• [Tasks to carry out]
**a)** Rewrite the paragraph beginning "If you draw a triangle with one leg parallel" from the trigonometry article so it is shorter, and keep its main facts.
**b)** Continue the trigonometry article from its final sentence onward.

• [Document section]

[BEGIN]

# Trigonometry for Pilots

## Engineering

#### Eddie sez:

Figure: Portraits von Pythagoras, from Wikimedia Commons.

Trig? Do pilots really need to know trigonometry? No. But much of what we do is governed by it and there are times you wonder about all things navigation, lateral and vertical, where a good dose of trig will explain the unexplainable.

I've added a few practical examples just to show where trig can come in handy.

2020-05-18

#### Sum of Angles

Figure: Sum of angles in a triangle, from Eddie's notes.

If you draw a triangle with one leg parallel to a straight line, you discover that the angles along the parallel leg are equal to the angles opposite the angle that touches the straight line, which by definition is an angle of 180°. So you can infer that the sum of the three angles in a triangle is 180°.

If you have a right triangle, you know one of the angles is 90°. That means the sum of the other two angles is 90°.

#### Sum of Legs

Figure: Right triangle legs, from Eddie's notes.

If two sides of a right triangle are known, the third side can be found using the Pythagorean Theorem:

${c}^{2}={a}^{2}+{b}^{2}$

### Known: One angle, two sides, Find: Third side

In aviation the triangles are often right angles, which means you will always know at least one of the angles.

[END]

• [Recorded information]
[BEGIN]

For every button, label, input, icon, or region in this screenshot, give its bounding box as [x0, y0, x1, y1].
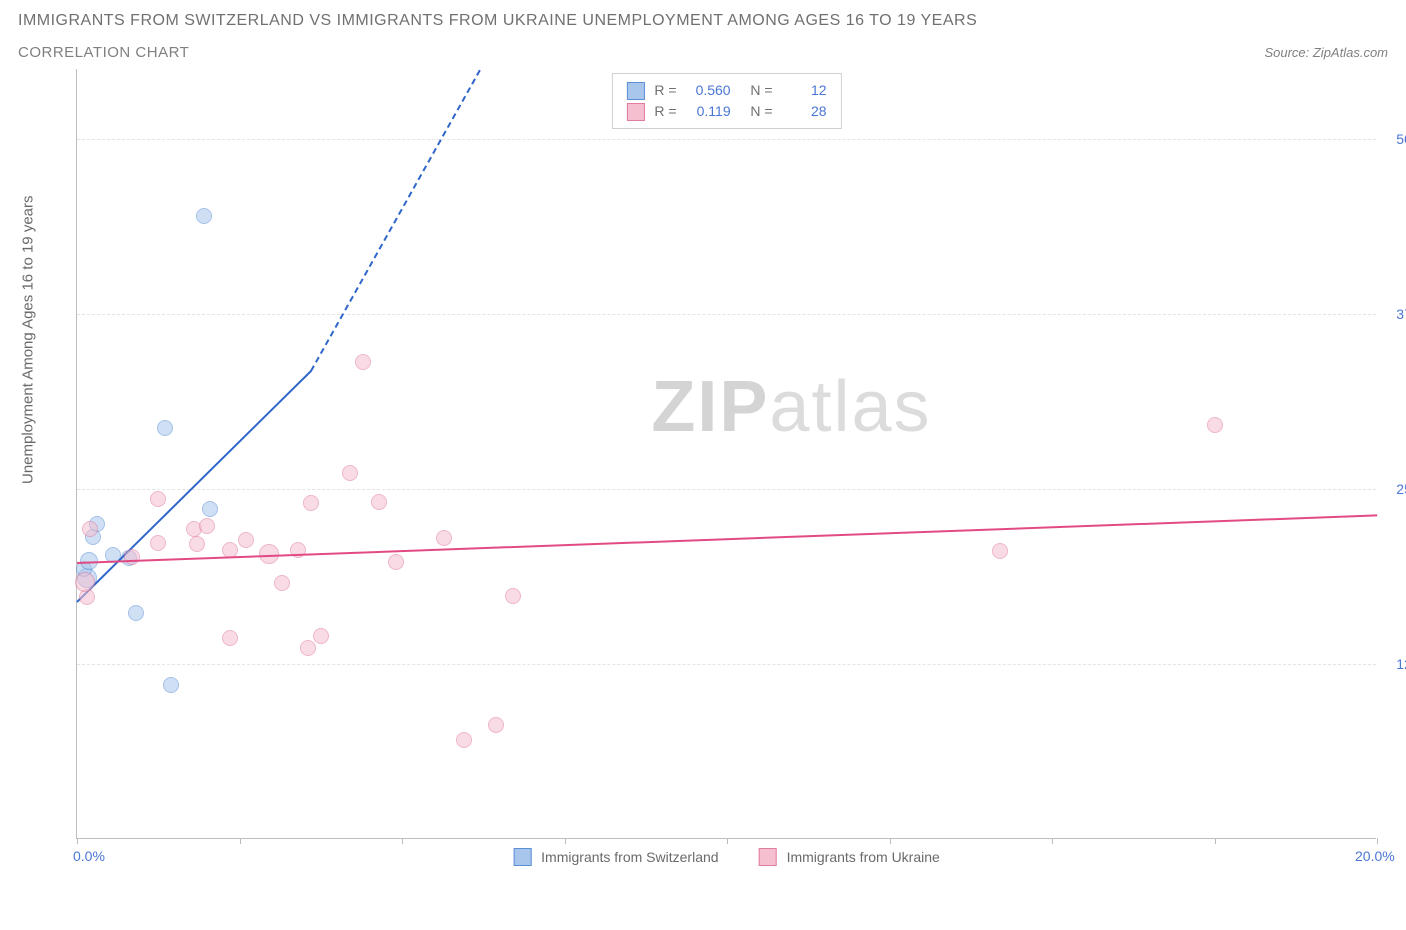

[END]

• [The responses]
**a)** Draw a triangle with one leg parallel to a straight line. The angles along that leg equal the angles opposite the angle touching the line, which by definition is 180°. So the three angles of any triangle add up to 180°.

**b)**
#### Sine

$sinA=\frac{\mathrm{side opposite A}}{\mathrm{hypotenuse}}=\frac{a}{c}$

#### Cosine

$cosA=\frac{\mathrm{side adjacent A}}{\mathrm{hypotenuse}}=\frac{b}{c}$

#### Tangent

$tanA=\frac{\mathrm{side opposite A}}{\mathrm{side adjacent A}}=\frac{a}{b}$

#### Cotangent

$cotA=\frac{\mathrm{side adjacent A}}{\mathrm{side opposite A}}=\frac{b}{a}$

#### Secant

$secA=\frac{\mathrm{hypotenuse}}{\mathrm{side adjacent A}}=\frac{c}{b}$

#### Cosecant

$cscA=\frac{\mathrm{hypotenuse}}{\mathrm{side opposite A}}=\frac{c}{a}$

### Known: One angle and two sides, Find: Second angle

This is handy for determining glide paths. This is known as the "law of sines."

$\frac{a}{sinA}=\frac{b}{sinB}=\frac{c}{sinC}$

### Known: Two sides, Find: Missing angle

$A=arcsin\frac{a}{c}$

$A=arctan\frac{a}{b}$

$A=arcsec\frac{c}{b}$

#### Circling Offset

Figure: 30° Circling offset, from Eddie's notes.

The sine of 30° = 0.5, which offers us easy math for many situations. When approaching a runway to circle to the opposite side, for example, one often offsets 30 degrees to establish a downwind. The distance offset is equal to half the distance covered in the offset leg. More about this: Circling Approach.

#### Course Deviation

Figure: Course azimuth deviation, from Eddie's notes.

The tangent of an angle provides the relationship of a triangle's two legs adjacent to the right angle. Multiplied by the distance left to travel, the tangent of an angle will provide course deviation. More about this: Stabilized Approach.

#### Crosswinds

Figure: Crosswind chart example, from Eddie's notes.

Just as the sine of 30° = 0.5, the cosine of 60° = 0.5. You can also figure that the sine of 60 or the cosine of 30° is √3 / 2 = 0.87, almost 90 percent. The cosine or sine of 45° is 1 / √2 = 0.71, almost three-fourths. That leads to a few handy rules of thumb when it comes to crosswinds:

• A thirty degree crosswind is equal to one-half the full wind factor.
• A forty-five degree crosswind is equal to three-fourths the full wind factor.
• A sixty degree crosswind is equal to ninety percent of the full wind factor.

Figure: AGL vs. DME to go, from Eddie's notes.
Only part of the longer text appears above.